Stored entries:

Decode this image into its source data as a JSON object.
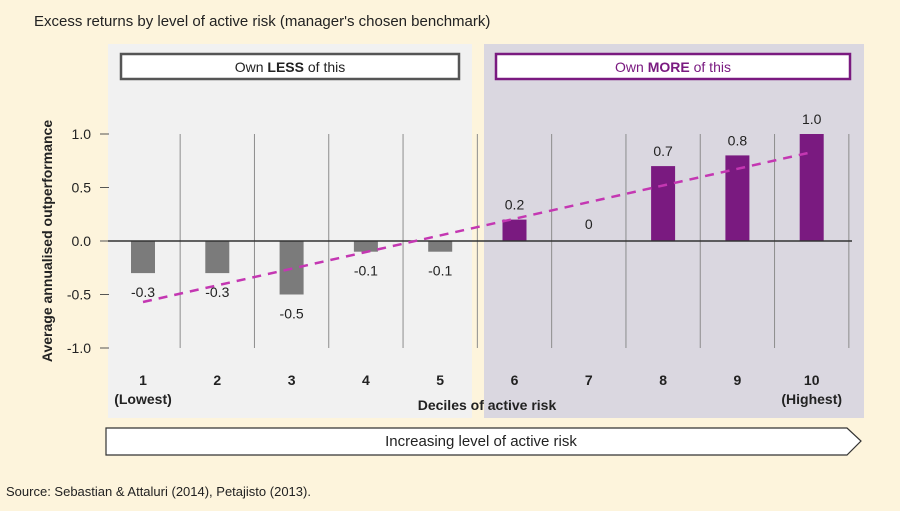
{
  "title": "Excess returns by level of active risk (manager's chosen benchmark)",
  "source": "Source: Sebastian & Attaluri (2014), Petajisto (2013).",
  "boxes": {
    "less": {
      "pre": "Own ",
      "bold": "LESS",
      "post": " of this"
    },
    "more": {
      "pre": "Own ",
      "bold": "MORE",
      "post": " of this"
    }
  },
  "arrow_label": "Increasing level of active risk",
  "colors": {
    "negative_bar": "#7b7b7b",
    "positive_bar": "#7a1a80",
    "trend": "#c437b2",
    "less_panel": "#f1f1f1",
    "more_panel": "#dad7e0",
    "more_box_border": "#7a1a80",
    "background": "#fdf4dc"
  },
  "chart_data": {
    "type": "bar",
    "categories": [
      "1",
      "2",
      "3",
      "4",
      "5",
      "6",
      "7",
      "8",
      "9",
      "10"
    ],
    "category_sublabels": {
      "1": "(Lowest)",
      "10": "(Highest)"
    },
    "values": [
      -0.3,
      -0.3,
      -0.5,
      -0.1,
      -0.1,
      0.2,
      0,
      0.7,
      0.8,
      1.0
    ],
    "data_labels": [
      "-0.3",
      "-0.3",
      "-0.5",
      "-0.1",
      "-0.1",
      "0.2",
      "0",
      "0.7",
      "0.8",
      "1.0"
    ],
    "xlabel": "Deciles of active risk",
    "ylabel": "Average annualised outperformance",
    "ylim": [
      -1.0,
      1.0
    ],
    "yticks": [
      1.0,
      0.5,
      0.0,
      -0.5,
      -1.0
    ],
    "ytick_labels": [
      "1.0",
      "0.5",
      "0.0",
      "-0.5",
      "-1.0"
    ],
    "trend_line": {
      "style": "dashed",
      "start": [
        1,
        -0.57
      ],
      "end": [
        10,
        0.83
      ]
    },
    "grid": "vertical"
  }
}
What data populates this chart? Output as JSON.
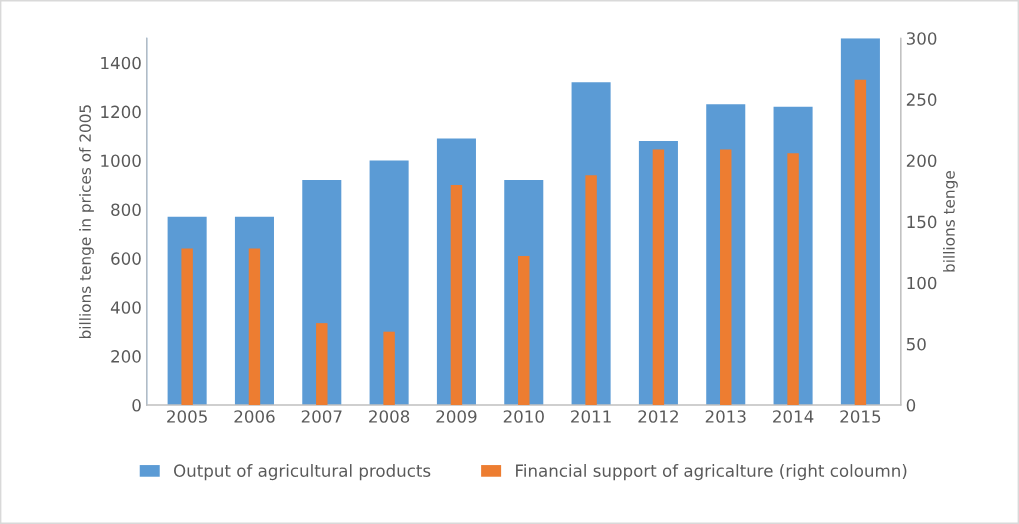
{
  "chart_data": {
    "type": "bar",
    "ylabel": "billions tenge in prices of 2005",
    "y2label": "billions tenge",
    "categories": [
      "2005",
      "2006",
      "2007",
      "2008",
      "2009",
      "2010",
      "2011",
      "2012",
      "2013",
      "2014",
      "2015"
    ],
    "series": [
      {
        "name": "Output of agricultural products",
        "color": "#5b9bd5",
        "values": [
          770,
          770,
          920,
          1000,
          1090,
          920,
          1320,
          1080,
          1230,
          1220,
          1500
        ]
      },
      {
        "name": "Financial support of agricalture (right coloumn)",
        "color": "#ed7d31",
        "axis": "y2",
        "values": [
          128,
          128,
          67,
          60,
          180,
          122,
          188,
          209,
          209,
          206,
          266
        ]
      }
    ],
    "ylim": [
      0,
      1500
    ],
    "yticks": [
      0,
      200,
      400,
      600,
      800,
      1000,
      1200,
      1400
    ],
    "y2lim": [
      0,
      300
    ],
    "y2ticks": [
      0,
      50,
      100,
      150,
      200,
      250,
      300
    ],
    "grid": false,
    "legend": "bottom"
  }
}
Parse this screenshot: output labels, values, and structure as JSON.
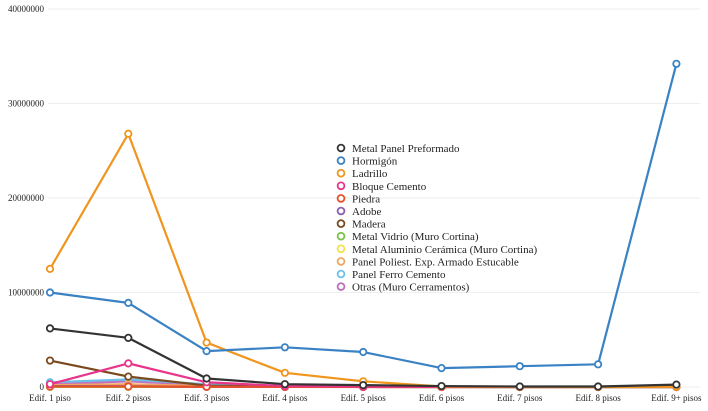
{
  "chart_data": {
    "type": "line",
    "title": "",
    "xlabel": "",
    "ylabel": "",
    "ylim": [
      0,
      40000000
    ],
    "yticks": [
      "0",
      "10000000",
      "20000000",
      "30000000",
      "40000000"
    ],
    "grid": true,
    "legend_position": "center",
    "categories": [
      "Edif. 1 piso",
      "Edif. 2 pisos",
      "Edif. 3 pisos",
      "Edif. 4 pisos",
      "Edif. 5 pisos",
      "Edif. 6 pisos",
      "Edif. 7 pisos",
      "Edif. 8 pisos",
      "Edif. 9+ pisos"
    ],
    "series": [
      {
        "name": "Metal Panel Preformado",
        "color": "#333333",
        "values": [
          6200000,
          5200000,
          900000,
          300000,
          200000,
          100000,
          50000,
          50000,
          250000
        ]
      },
      {
        "name": "Hormigón",
        "color": "#3a82c4",
        "values": [
          10000000,
          8900000,
          3800000,
          4200000,
          3700000,
          2000000,
          2200000,
          2400000,
          34200000
        ]
      },
      {
        "name": "Ladrillo",
        "color": "#f0951e",
        "values": [
          12500000,
          26800000,
          4700000,
          1500000,
          600000,
          50000,
          20000,
          10000,
          20000
        ]
      },
      {
        "name": "Bloque Cemento",
        "color": "#e8348a",
        "values": [
          300000,
          2500000,
          500000,
          100000,
          50000,
          20000,
          10000,
          10000,
          100000
        ]
      },
      {
        "name": "Piedra",
        "color": "#e8502a",
        "values": [
          50000,
          50000,
          30000,
          10000,
          5000,
          0,
          0,
          0,
          0
        ]
      },
      {
        "name": "Adobe",
        "color": "#8a5cb0",
        "values": [
          100000,
          80000,
          20000,
          5000,
          0,
          0,
          0,
          0,
          0
        ]
      },
      {
        "name": "Madera",
        "color": "#7a4a1e",
        "values": [
          2800000,
          1100000,
          150000,
          50000,
          20000,
          5000,
          0,
          0,
          0
        ]
      },
      {
        "name": "Metal Vidrio (Muro Cortina)",
        "color": "#7cc246",
        "values": [
          20000,
          30000,
          20000,
          10000,
          10000,
          5000,
          5000,
          5000,
          20000
        ]
      },
      {
        "name": "Metal Aluminio Cerámica (Muro Cortina)",
        "color": "#f5e04a",
        "values": [
          10000,
          10000,
          10000,
          5000,
          5000,
          0,
          0,
          0,
          10000
        ]
      },
      {
        "name": "Panel Poliest. Exp. Armado Estucable",
        "color": "#f0a860",
        "values": [
          200000,
          300000,
          100000,
          20000,
          10000,
          0,
          0,
          0,
          0
        ]
      },
      {
        "name": "Panel Ferro Cemento",
        "color": "#6cc0e8",
        "values": [
          500000,
          800000,
          300000,
          50000,
          20000,
          0,
          0,
          0,
          0
        ]
      },
      {
        "name": "Otras (Muro Cerramentos)",
        "color": "#c070c0",
        "values": [
          300000,
          600000,
          200000,
          50000,
          20000,
          10000,
          5000,
          5000,
          50000
        ]
      }
    ]
  }
}
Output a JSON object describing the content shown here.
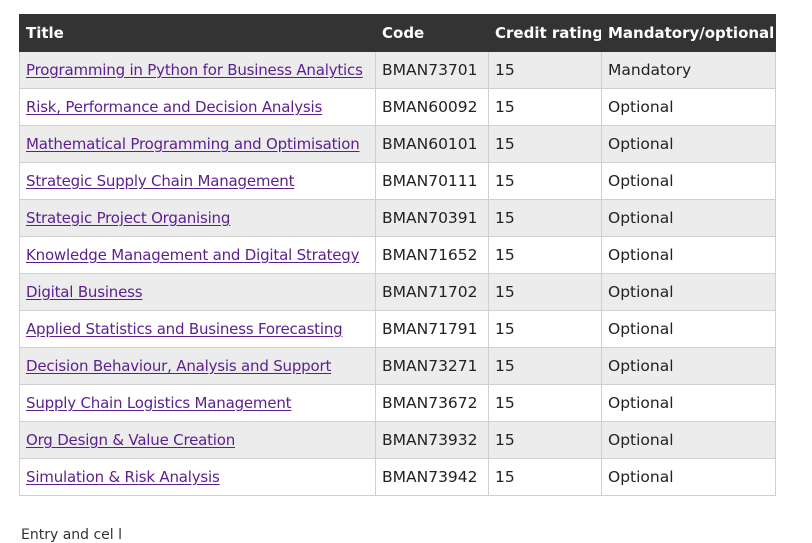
{
  "table": {
    "headers": {
      "title": "Title",
      "code": "Code",
      "credit": "Credit rating",
      "mandatory": "Mandatory/optional"
    },
    "rows": [
      {
        "title": "Programming in Python for Business Analytics",
        "code": "BMAN73701",
        "credit": "15",
        "status": "Mandatory"
      },
      {
        "title": "Risk, Performance and Decision Analysis",
        "code": "BMAN60092",
        "credit": "15",
        "status": "Optional"
      },
      {
        "title": "Mathematical Programming and Optimisation",
        "code": "BMAN60101",
        "credit": "15",
        "status": "Optional"
      },
      {
        "title": "Strategic Supply Chain Management",
        "code": "BMAN70111",
        "credit": "15",
        "status": "Optional"
      },
      {
        "title": "Strategic Project Organising",
        "code": "BMAN70391",
        "credit": "15",
        "status": "Optional"
      },
      {
        "title": "Knowledge Management and Digital Strategy",
        "code": "BMAN71652",
        "credit": "15",
        "status": "Optional"
      },
      {
        "title": "Digital Business",
        "code": "BMAN71702",
        "credit": "15",
        "status": "Optional"
      },
      {
        "title": "Applied Statistics and Business Forecasting",
        "code": "BMAN71791",
        "credit": "15",
        "status": "Optional"
      },
      {
        "title": "Decision Behaviour, Analysis and Support",
        "code": "BMAN73271",
        "credit": "15",
        "status": "Optional"
      },
      {
        "title": "Supply Chain Logistics Management",
        "code": "BMAN73672",
        "credit": "15",
        "status": "Optional"
      },
      {
        "title": "Org Design & Value Creation",
        "code": "BMAN73932",
        "credit": "15",
        "status": "Optional"
      },
      {
        "title": "Simulation & Risk Analysis",
        "code": "BMAN73942",
        "credit": "15",
        "status": "Optional"
      }
    ]
  },
  "footnote": "Entry and cel l"
}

- AIM OF THE EXERCISE: Where a line of the entries contains the word "Analysis", copy that line.

- SOLUTION TO THIS TASK:
        "title": "Risk, Performance and Decision Analysis",
        "title": "Decision Behaviour, Analysis and Support",
        "title": "Simulation & Risk Analysis",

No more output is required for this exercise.